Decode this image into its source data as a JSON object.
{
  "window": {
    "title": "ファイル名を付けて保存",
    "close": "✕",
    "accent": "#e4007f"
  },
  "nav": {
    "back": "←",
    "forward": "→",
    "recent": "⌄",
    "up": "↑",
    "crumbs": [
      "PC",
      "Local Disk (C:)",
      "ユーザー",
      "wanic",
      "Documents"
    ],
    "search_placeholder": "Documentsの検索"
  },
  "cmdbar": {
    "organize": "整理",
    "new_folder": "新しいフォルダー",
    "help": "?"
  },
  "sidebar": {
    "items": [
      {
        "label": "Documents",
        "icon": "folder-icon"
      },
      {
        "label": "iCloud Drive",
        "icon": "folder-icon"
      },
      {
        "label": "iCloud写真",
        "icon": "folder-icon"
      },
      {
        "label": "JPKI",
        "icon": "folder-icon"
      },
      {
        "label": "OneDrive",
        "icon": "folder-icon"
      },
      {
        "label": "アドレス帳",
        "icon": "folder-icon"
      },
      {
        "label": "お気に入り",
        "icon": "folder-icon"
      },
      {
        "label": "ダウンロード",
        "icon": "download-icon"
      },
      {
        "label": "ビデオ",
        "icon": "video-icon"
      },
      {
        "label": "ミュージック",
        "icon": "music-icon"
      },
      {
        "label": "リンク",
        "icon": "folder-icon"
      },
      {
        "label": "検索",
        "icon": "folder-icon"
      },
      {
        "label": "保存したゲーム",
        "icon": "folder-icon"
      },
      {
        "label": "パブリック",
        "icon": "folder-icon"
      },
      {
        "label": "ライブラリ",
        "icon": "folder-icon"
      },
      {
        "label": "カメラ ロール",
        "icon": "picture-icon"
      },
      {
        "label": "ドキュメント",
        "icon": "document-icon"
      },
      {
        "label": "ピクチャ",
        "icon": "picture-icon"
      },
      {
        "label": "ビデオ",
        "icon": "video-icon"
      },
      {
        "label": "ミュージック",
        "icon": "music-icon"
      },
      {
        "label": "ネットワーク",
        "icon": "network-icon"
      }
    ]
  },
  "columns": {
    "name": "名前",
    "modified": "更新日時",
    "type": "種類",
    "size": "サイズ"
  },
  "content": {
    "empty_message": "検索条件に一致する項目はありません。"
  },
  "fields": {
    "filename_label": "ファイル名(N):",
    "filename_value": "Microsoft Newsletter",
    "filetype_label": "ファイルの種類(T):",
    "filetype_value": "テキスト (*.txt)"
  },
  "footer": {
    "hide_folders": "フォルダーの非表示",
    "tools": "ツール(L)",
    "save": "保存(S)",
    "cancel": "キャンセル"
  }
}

• _Exercise_: Exactly reproduce all of the entries above.

• _Solution to the problem_:
Decode this image into its source data as a JSON object.
{
  "window": {
    "title": "ファイル名を付けて保存",
    "close": "✕",
    "accent": "#e4007f"
  },
  "nav": {
    "back": "←",
    "forward": "→",
    "recent": "⌄",
    "up": "↑",
    "crumbs": [
      "PC",
      "Local Disk (C:)",
      "ユーザー",
      "wanic",
      "Documents"
    ],
    "search_placeholder": "Documentsの検索"
  },
  "cmdbar": {
    "organize": "整理",
    "new_folder": "新しいフォルダー",
    "help": "?"
  },
  "sidebar": {
    "items": [
      {
        "label": "Documents",
        "icon": "folder-icon"
      },
      {
        "label": "iCloud Drive",
        "icon": "folder-icon"
      },
      {
        "label": "iCloud写真",
        "icon": "folder-icon"
      },
      {
        "label": "JPKI",
        "icon": "folder-icon"
      },
      {
        "label": "OneDrive",
        "icon": "folder-icon"
      },
      {
        "label": "アドレス帳",
        "icon": "folder-icon"
      },
      {
        "label": "お気に入り",
        "icon": "folder-icon"
      },
      {
        "label": "ダウンロード",
        "icon": "download-icon"
      },
      {
        "label": "ビデオ",
        "icon": "video-icon"
      },
      {
        "label": "ミュージック",
        "icon": "music-icon"
      },
      {
        "label": "リンク",
        "icon": "folder-icon"
      },
      {
        "label": "検索",
        "icon": "folder-icon"
      },
      {
        "label": "保存したゲーム",
        "icon": "folder-icon"
      },
      {
        "label": "パブリック",
        "icon": "folder-icon"
      },
      {
        "label": "ライブラリ",
        "icon": "folder-icon"
      },
      {
        "label": "カメラ ロール",
        "icon": "picture-icon"
      },
      {
        "label": "ドキュメント",
        "icon": "document-icon"
      },
      {
        "label": "ピクチャ",
        "icon": "picture-icon"
      },
      {
        "label": "ビデオ",
        "icon": "video-icon"
      },
      {
        "label": "ミュージック",
        "icon": "music-icon"
      },
      {
        "label": "ネットワーク",
        "icon": "network-icon"
      }
    ]
  },
  "columns": {
    "name": "名前",
    "modified": "更新日時",
    "type": "種類",
    "size": "サイズ"
  },
  "content": {
    "empty_message": "検索条件に一致する項目はありません。"
  },
  "fields": {
    "filename_label": "ファイル名(N):",
    "filename_value": "Microsoft Newsletter",
    "filetype_label": "ファイルの種類(T):",
    "filetype_value": "テキスト (*.txt)"
  },
  "footer": {
    "hide_folders": "フォルダーの非表示",
    "tools": "ツール(L)",
    "save": "保存(S)",
    "cancel": "キャンセル"
  }
}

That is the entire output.